> YOUR TASK
Look below for the line containing "Read this page and output its text content.", then write out that line and every line after it to the end, exactly, minus the pictures.

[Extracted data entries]
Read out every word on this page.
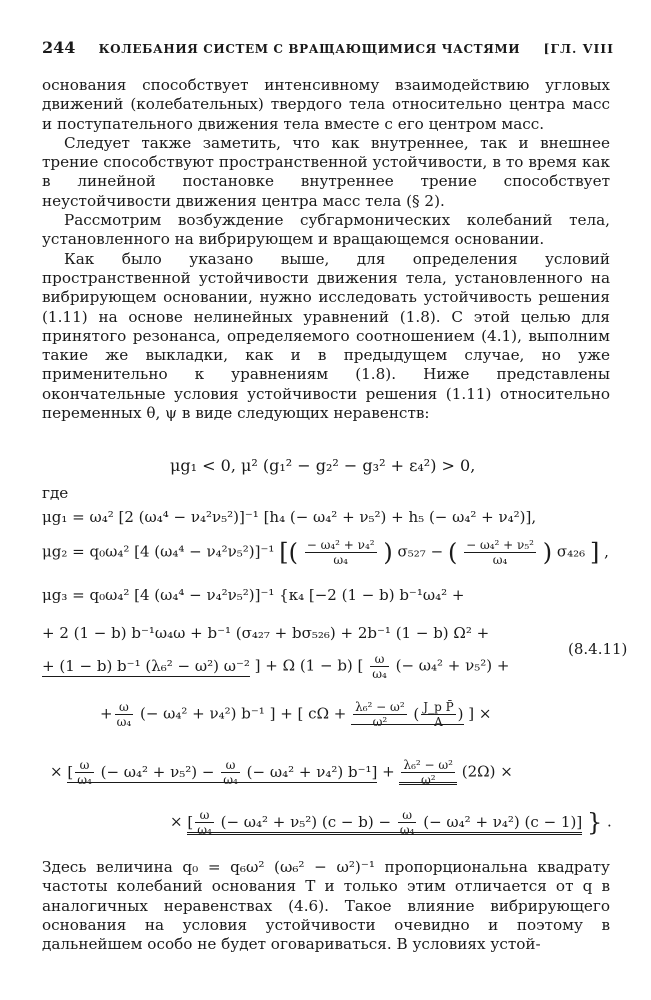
244	КОЛЕБАНИЯ СИСТЕМ С ВРАЩАЮЩИМИСЯ ЧАСТЯМИ	[ГЛ. VIII

основания способствует интенсивному взаимодействию угловых движений (колебательных) твердого тела относительно центра масс и поступательного движения тела вместе с его центром масс.

Следует также заметить, что как внутреннее, так и внешнее трение способствуют пространственной устойчивости, в то время как в линейной постановке внутреннее трение способствует неустойчивости движения центра масс тела (§ 2).

Рассмотрим возбуждение субгармонических колебаний тела, установленного на вибрирующем и вращающемся основании.

Как было указано выше, для определения условий пространственной устойчивости движения тела, установленного на вибрирующем основании, нужно исследовать устойчивость решения (1.11) на основе нелинейных уравнений (1.8). С этой целью для принятого резонанса, определяемого соотношением (4.1), выполним такие же выкладки, как и в предыдущем случае, но уже применительно к уравнениям (1.8). Ниже представлены окончательные условия устойчивости решения (1.11) относительно переменных θ, ψ в виде следующих неравенств:

μg₁ < 0, μ² (g₁² − g₂² − g₃² + ε₄²) > 0,
где
μg₁ = ω₄² [2 (ω₄⁴ − ν₄²ν₅²)]⁻¹ [h₄ (− ω₄² + ν₅²) + h₅ (− ω₄² + ν₄²)],
μg₂ = q₀ω₄² [4 (ω₄⁴ − ν₄²ν₅²)]⁻¹ [( $\frac{\text{− ω₄² + ν₄²}}{\text{ω₄}}$ ) σ₅₂₇ − ( $\frac{\text{− ω₄² + ν₅²}}{\text{ω₄}}$ ) σ₄₂₆ ] ,
μg₃ = q₀ω₄² [4 (ω₄⁴ − ν₄²ν₅²)]⁻¹ {κ₄ [−2 (1 − b) b⁻¹ω₄² +
+ 2 (1 − b) b⁻¹ω₄ω + b⁻¹ (σ₄₂₇ + bσ₅₂₆) + 2b⁻¹ (1 − b) Ω² +
+ (1 − b) b⁻¹ (λ₆² − ω²) ω⁻² ] + Ω (1 − b) [ $\frac{\omega}{\text{ω₄}}$ (− ω₄² + ν₅²) +
(8.4.11)
+ $\frac{\omega}{\text{ω₄}}$ (− ω₄² + ν₄²) b⁻¹ ] + [ $c\Omega + \frac{\text{λ₆² − ω²}}{\text{ω²}}$ ( $\frac{\text{J\_p P̄}}{A}$ ) ] ×
× [ $\frac{\omega}{\text{ω₄}}$ (− $\omega_4^2 + \nu_5^2) - \frac{\omega}{\text{ω₄}}$ (− ω₄² + ν₄²) $b^{-1}] + \frac{\text{λ₆² − ω²}}{\text{ω²}} (2\Omega)$ ×
× [ $\frac{\omega}{\text{ω₄}}$ (− ω₄² + ν₅²) $(c - b) - \frac{\omega}{\text{ω₄}}$ (− ω₄² + ν₄²) (c − 1)] } .
Здесь величина q₀ = q₆ω² (ω₆² − ω²)⁻¹ пропорциональна квадрату частоты колебаний основания T и только этим отличается от q в аналогичных неравенствах (4.6). Такое влияние вибрирующего основания на условия устойчивости очевидно и поэтому в дальнейшем особо не будет оговариваться. В условиях устой-
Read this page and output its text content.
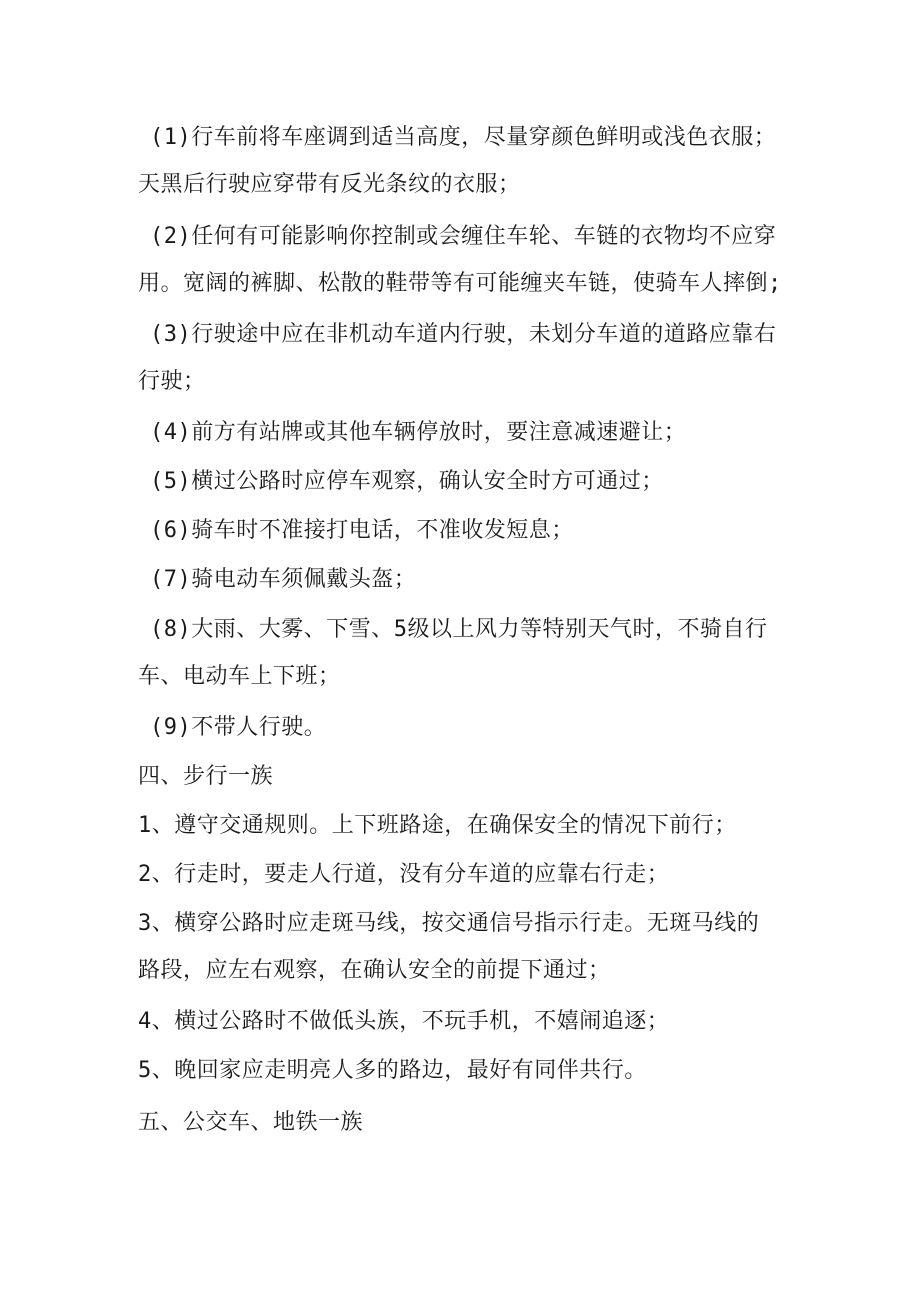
(1)行车前将车座调到适当高度，尽量穿颜色鲜明或浅色衣服；
天黑后行驶应穿带有反光条纹的衣服；
(2)任何有可能影响你控制或会缠住车轮、车链的衣物均不应穿
用。宽阔的裤脚、松散的鞋带等有可能缠夹车链，使骑车人摔倒;
(3)行驶途中应在非机动车道内行驶，未划分车道的道路应靠右
行驶；
(4)前方有站牌或其他车辆停放时，要注意减速避让；
(5)横过公路时应停车观察，确认安全时方可通过；
(6)骑车时不准接打电话，不准收发短息；
(7)骑电动车须佩戴头盔；
(8)大雨、大雾、下雪、5级以上风力等特别天气时，不骑自行
车、电动车上下班；
(9)不带人行驶。
四、步行一族
1、遵守交通规则。上下班路途，在确保安全的情况下前行；
2、行走时，要走人行道，没有分车道的应靠右行走；
3、横穿公路时应走斑马线，按交通信号指示行走。无斑马线的
路段，应左右观察，在确认安全的前提下通过；
4、横过公路时不做低头族，不玩手机，不嬉闹追逐；
5、晚回家应走明亮人多的路边，最好有同伴共行。
五、公交车、地铁一族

> WRITTEN RESPONSE
Read this page and output its text content.
(1)行车前将车座调到适当高度，尽量穿颜色鲜明或浅色衣服；
天黑后行驶应穿带有反光条纹的衣服；
(2)任何有可能影响你控制或会缠住车轮、车链的衣物均不应穿
用。宽阔的裤脚、松散的鞋带等有可能缠夹车链，使骑车人摔倒;
(3)行驶途中应在非机动车道内行驶，未划分车道的道路应靠右
行驶；
(4)前方有站牌或其他车辆停放时，要注意减速避让；
(5)横过公路时应停车观察，确认安全时方可通过；
(6)骑车时不准接打电话，不准收发短息；
(7)骑电动车须佩戴头盔；
(8)大雨、大雾、下雪、5级以上风力等特别天气时，不骑自行
车、电动车上下班；
(9)不带人行驶。
四、步行一族
1、遵守交通规则。上下班路途，在确保安全的情况下前行；
2、行走时，要走人行道，没有分车道的应靠右行走；
3、横穿公路时应走斑马线，按交通信号指示行走。无斑马线的
路段，应左右观察，在确认安全的前提下通过；
4、横过公路时不做低头族，不玩手机，不嬉闹追逐；
5、晚回家应走明亮人多的路边，最好有同伴共行。
五、公交车、地铁一族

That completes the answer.